[BEGIN]

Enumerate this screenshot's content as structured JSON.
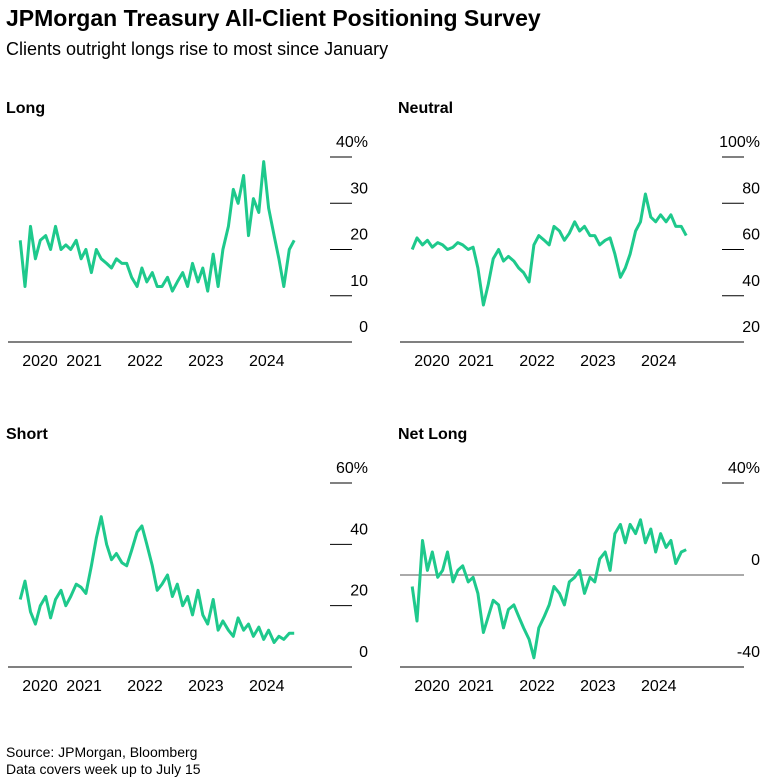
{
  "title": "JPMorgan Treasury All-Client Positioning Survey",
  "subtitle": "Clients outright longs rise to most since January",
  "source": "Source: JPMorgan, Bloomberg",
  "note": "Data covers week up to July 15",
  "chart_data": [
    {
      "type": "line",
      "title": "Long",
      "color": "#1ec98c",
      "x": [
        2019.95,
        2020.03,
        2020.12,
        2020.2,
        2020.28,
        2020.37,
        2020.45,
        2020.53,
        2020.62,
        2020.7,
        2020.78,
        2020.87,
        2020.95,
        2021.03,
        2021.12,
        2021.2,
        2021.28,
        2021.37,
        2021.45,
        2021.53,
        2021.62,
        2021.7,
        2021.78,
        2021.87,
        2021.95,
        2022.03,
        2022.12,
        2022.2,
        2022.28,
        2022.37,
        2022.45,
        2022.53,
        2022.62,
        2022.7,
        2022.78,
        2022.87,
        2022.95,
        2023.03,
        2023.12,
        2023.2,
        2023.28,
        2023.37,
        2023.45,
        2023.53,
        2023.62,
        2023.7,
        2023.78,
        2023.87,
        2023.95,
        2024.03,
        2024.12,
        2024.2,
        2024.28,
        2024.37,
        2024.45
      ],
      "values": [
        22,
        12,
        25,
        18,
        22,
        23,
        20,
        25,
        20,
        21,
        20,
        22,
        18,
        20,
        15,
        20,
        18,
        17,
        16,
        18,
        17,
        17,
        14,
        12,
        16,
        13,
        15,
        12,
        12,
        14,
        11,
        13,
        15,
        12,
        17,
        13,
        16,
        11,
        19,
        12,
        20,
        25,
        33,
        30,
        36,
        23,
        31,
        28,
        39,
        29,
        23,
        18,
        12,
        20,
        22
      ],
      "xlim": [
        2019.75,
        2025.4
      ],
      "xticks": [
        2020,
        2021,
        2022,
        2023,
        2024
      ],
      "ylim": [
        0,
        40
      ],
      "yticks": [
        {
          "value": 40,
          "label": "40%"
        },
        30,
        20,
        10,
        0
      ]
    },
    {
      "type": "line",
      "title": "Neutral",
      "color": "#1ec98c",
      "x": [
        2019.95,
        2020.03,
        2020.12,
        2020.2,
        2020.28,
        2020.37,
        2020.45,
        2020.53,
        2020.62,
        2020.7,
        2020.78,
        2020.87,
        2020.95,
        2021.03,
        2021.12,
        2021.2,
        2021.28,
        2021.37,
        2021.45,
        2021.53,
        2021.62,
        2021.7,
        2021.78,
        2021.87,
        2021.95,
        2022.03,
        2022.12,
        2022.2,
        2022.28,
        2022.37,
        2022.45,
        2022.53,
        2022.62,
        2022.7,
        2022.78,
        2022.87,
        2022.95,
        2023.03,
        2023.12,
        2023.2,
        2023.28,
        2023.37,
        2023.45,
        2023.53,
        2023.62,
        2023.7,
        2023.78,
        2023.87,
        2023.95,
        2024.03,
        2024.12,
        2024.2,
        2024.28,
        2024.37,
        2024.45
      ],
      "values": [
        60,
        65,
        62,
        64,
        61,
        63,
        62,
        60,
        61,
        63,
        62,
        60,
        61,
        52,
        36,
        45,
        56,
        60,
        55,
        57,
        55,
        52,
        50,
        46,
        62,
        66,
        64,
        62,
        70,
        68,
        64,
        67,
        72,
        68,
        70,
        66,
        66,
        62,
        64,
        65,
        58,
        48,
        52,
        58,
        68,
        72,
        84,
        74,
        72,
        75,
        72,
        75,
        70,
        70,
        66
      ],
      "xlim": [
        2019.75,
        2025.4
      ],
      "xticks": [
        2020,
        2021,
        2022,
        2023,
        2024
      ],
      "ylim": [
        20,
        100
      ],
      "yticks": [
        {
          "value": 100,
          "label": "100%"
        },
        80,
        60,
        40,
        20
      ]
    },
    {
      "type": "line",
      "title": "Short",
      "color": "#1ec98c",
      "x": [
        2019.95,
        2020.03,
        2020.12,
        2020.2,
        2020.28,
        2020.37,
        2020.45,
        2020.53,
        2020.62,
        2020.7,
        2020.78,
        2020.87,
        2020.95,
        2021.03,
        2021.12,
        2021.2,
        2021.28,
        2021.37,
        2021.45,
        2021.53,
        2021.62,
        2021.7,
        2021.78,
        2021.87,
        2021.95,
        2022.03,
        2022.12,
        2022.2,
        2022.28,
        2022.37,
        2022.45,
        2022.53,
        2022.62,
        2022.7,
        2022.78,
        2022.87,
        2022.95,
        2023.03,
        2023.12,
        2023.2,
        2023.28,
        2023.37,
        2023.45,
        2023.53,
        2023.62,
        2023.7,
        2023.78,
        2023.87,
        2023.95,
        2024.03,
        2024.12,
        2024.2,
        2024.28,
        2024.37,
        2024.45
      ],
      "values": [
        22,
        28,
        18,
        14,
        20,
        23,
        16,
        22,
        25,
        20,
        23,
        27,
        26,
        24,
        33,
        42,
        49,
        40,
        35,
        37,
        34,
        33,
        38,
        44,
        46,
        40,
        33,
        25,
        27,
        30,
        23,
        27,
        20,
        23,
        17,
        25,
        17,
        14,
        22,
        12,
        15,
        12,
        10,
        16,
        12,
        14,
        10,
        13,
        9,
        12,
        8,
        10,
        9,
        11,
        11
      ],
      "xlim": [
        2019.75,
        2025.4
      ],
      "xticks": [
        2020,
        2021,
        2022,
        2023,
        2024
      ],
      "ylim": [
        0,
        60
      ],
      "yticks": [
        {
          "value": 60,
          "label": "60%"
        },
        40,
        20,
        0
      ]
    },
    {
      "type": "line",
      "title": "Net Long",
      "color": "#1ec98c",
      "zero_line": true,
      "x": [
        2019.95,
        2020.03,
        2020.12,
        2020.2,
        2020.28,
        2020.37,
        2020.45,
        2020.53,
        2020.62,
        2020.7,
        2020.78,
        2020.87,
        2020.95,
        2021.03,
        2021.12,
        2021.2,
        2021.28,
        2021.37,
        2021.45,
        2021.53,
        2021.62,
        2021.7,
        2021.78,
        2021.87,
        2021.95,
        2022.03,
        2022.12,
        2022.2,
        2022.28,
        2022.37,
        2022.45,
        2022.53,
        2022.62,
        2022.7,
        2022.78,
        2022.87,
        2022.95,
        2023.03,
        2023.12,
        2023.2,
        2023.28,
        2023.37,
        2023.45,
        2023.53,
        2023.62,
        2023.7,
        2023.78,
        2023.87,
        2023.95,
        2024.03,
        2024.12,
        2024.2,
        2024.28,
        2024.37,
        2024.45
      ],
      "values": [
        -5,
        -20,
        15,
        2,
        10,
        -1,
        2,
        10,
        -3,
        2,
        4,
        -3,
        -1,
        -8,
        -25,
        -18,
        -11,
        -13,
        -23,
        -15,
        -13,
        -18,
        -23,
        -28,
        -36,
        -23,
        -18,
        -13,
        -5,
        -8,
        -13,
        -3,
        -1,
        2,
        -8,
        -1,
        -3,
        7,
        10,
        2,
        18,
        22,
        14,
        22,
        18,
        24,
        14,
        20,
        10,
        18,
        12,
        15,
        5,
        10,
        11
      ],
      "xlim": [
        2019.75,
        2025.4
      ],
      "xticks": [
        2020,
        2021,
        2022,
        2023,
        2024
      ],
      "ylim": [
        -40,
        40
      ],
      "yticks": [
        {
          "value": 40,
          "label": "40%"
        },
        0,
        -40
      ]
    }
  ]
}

[END]

▸ To be done
Output all of the data exactly as it stands, minus any images.

▸ Response to this task
Enumerate this screenshot's content as structured JSON.
{
  "title": "JPMorgan Treasury All-Client Positioning Survey",
  "subtitle": "Clients outright longs rise to most since January",
  "source": "Source: JPMorgan, Bloomberg",
  "note": "Data covers week up to July 15",
  "chart_data": [
    {
      "type": "line",
      "title": "Long",
      "color": "#1ec98c",
      "x": [
        2019.95,
        2020.03,
        2020.12,
        2020.2,
        2020.28,
        2020.37,
        2020.45,
        2020.53,
        2020.62,
        2020.7,
        2020.78,
        2020.87,
        2020.95,
        2021.03,
        2021.12,
        2021.2,
        2021.28,
        2021.37,
        2021.45,
        2021.53,
        2021.62,
        2021.7,
        2021.78,
        2021.87,
        2021.95,
        2022.03,
        2022.12,
        2022.2,
        2022.28,
        2022.37,
        2022.45,
        2022.53,
        2022.62,
        2022.7,
        2022.78,
        2022.87,
        2022.95,
        2023.03,
        2023.12,
        2023.2,
        2023.28,
        2023.37,
        2023.45,
        2023.53,
        2023.62,
        2023.7,
        2023.78,
        2023.87,
        2023.95,
        2024.03,
        2024.12,
        2024.2,
        2024.28,
        2024.37,
        2024.45
      ],
      "values": [
        22,
        12,
        25,
        18,
        22,
        23,
        20,
        25,
        20,
        21,
        20,
        22,
        18,
        20,
        15,
        20,
        18,
        17,
        16,
        18,
        17,
        17,
        14,
        12,
        16,
        13,
        15,
        12,
        12,
        14,
        11,
        13,
        15,
        12,
        17,
        13,
        16,
        11,
        19,
        12,
        20,
        25,
        33,
        30,
        36,
        23,
        31,
        28,
        39,
        29,
        23,
        18,
        12,
        20,
        22
      ],
      "xlim": [
        2019.75,
        2025.4
      ],
      "xticks": [
        2020,
        2021,
        2022,
        2023,
        2024
      ],
      "ylim": [
        0,
        40
      ],
      "yticks": [
        {
          "value": 40,
          "label": "40%"
        },
        30,
        20,
        10,
        0
      ]
    },
    {
      "type": "line",
      "title": "Neutral",
      "color": "#1ec98c",
      "x": [
        2019.95,
        2020.03,
        2020.12,
        2020.2,
        2020.28,
        2020.37,
        2020.45,
        2020.53,
        2020.62,
        2020.7,
        2020.78,
        2020.87,
        2020.95,
        2021.03,
        2021.12,
        2021.2,
        2021.28,
        2021.37,
        2021.45,
        2021.53,
        2021.62,
        2021.7,
        2021.78,
        2021.87,
        2021.95,
        2022.03,
        2022.12,
        2022.2,
        2022.28,
        2022.37,
        2022.45,
        2022.53,
        2022.62,
        2022.7,
        2022.78,
        2022.87,
        2022.95,
        2023.03,
        2023.12,
        2023.2,
        2023.28,
        2023.37,
        2023.45,
        2023.53,
        2023.62,
        2023.7,
        2023.78,
        2023.87,
        2023.95,
        2024.03,
        2024.12,
        2024.2,
        2024.28,
        2024.37,
        2024.45
      ],
      "values": [
        60,
        65,
        62,
        64,
        61,
        63,
        62,
        60,
        61,
        63,
        62,
        60,
        61,
        52,
        36,
        45,
        56,
        60,
        55,
        57,
        55,
        52,
        50,
        46,
        62,
        66,
        64,
        62,
        70,
        68,
        64,
        67,
        72,
        68,
        70,
        66,
        66,
        62,
        64,
        65,
        58,
        48,
        52,
        58,
        68,
        72,
        84,
        74,
        72,
        75,
        72,
        75,
        70,
        70,
        66
      ],
      "xlim": [
        2019.75,
        2025.4
      ],
      "xticks": [
        2020,
        2021,
        2022,
        2023,
        2024
      ],
      "ylim": [
        20,
        100
      ],
      "yticks": [
        {
          "value": 100,
          "label": "100%"
        },
        80,
        60,
        40,
        20
      ]
    },
    {
      "type": "line",
      "title": "Short",
      "color": "#1ec98c",
      "x": [
        2019.95,
        2020.03,
        2020.12,
        2020.2,
        2020.28,
        2020.37,
        2020.45,
        2020.53,
        2020.62,
        2020.7,
        2020.78,
        2020.87,
        2020.95,
        2021.03,
        2021.12,
        2021.2,
        2021.28,
        2021.37,
        2021.45,
        2021.53,
        2021.62,
        2021.7,
        2021.78,
        2021.87,
        2021.95,
        2022.03,
        2022.12,
        2022.2,
        2022.28,
        2022.37,
        2022.45,
        2022.53,
        2022.62,
        2022.7,
        2022.78,
        2022.87,
        2022.95,
        2023.03,
        2023.12,
        2023.2,
        2023.28,
        2023.37,
        2023.45,
        2023.53,
        2023.62,
        2023.7,
        2023.78,
        2023.87,
        2023.95,
        2024.03,
        2024.12,
        2024.2,
        2024.28,
        2024.37,
        2024.45
      ],
      "values": [
        22,
        28,
        18,
        14,
        20,
        23,
        16,
        22,
        25,
        20,
        23,
        27,
        26,
        24,
        33,
        42,
        49,
        40,
        35,
        37,
        34,
        33,
        38,
        44,
        46,
        40,
        33,
        25,
        27,
        30,
        23,
        27,
        20,
        23,
        17,
        25,
        17,
        14,
        22,
        12,
        15,
        12,
        10,
        16,
        12,
        14,
        10,
        13,
        9,
        12,
        8,
        10,
        9,
        11,
        11
      ],
      "xlim": [
        2019.75,
        2025.4
      ],
      "xticks": [
        2020,
        2021,
        2022,
        2023,
        2024
      ],
      "ylim": [
        0,
        60
      ],
      "yticks": [
        {
          "value": 60,
          "label": "60%"
        },
        40,
        20,
        0
      ]
    },
    {
      "type": "line",
      "title": "Net Long",
      "color": "#1ec98c",
      "zero_line": true,
      "x": [
        2019.95,
        2020.03,
        2020.12,
        2020.2,
        2020.28,
        2020.37,
        2020.45,
        2020.53,
        2020.62,
        2020.7,
        2020.78,
        2020.87,
        2020.95,
        2021.03,
        2021.12,
        2021.2,
        2021.28,
        2021.37,
        2021.45,
        2021.53,
        2021.62,
        2021.7,
        2021.78,
        2021.87,
        2021.95,
        2022.03,
        2022.12,
        2022.2,
        2022.28,
        2022.37,
        2022.45,
        2022.53,
        2022.62,
        2022.7,
        2022.78,
        2022.87,
        2022.95,
        2023.03,
        2023.12,
        2023.2,
        2023.28,
        2023.37,
        2023.45,
        2023.53,
        2023.62,
        2023.7,
        2023.78,
        2023.87,
        2023.95,
        2024.03,
        2024.12,
        2024.2,
        2024.28,
        2024.37,
        2024.45
      ],
      "values": [
        -5,
        -20,
        15,
        2,
        10,
        -1,
        2,
        10,
        -3,
        2,
        4,
        -3,
        -1,
        -8,
        -25,
        -18,
        -11,
        -13,
        -23,
        -15,
        -13,
        -18,
        -23,
        -28,
        -36,
        -23,
        -18,
        -13,
        -5,
        -8,
        -13,
        -3,
        -1,
        2,
        -8,
        -1,
        -3,
        7,
        10,
        2,
        18,
        22,
        14,
        22,
        18,
        24,
        14,
        20,
        10,
        18,
        12,
        15,
        5,
        10,
        11
      ],
      "xlim": [
        2019.75,
        2025.4
      ],
      "xticks": [
        2020,
        2021,
        2022,
        2023,
        2024
      ],
      "ylim": [
        -40,
        40
      ],
      "yticks": [
        {
          "value": 40,
          "label": "40%"
        },
        0,
        -40
      ]
    }
  ]
}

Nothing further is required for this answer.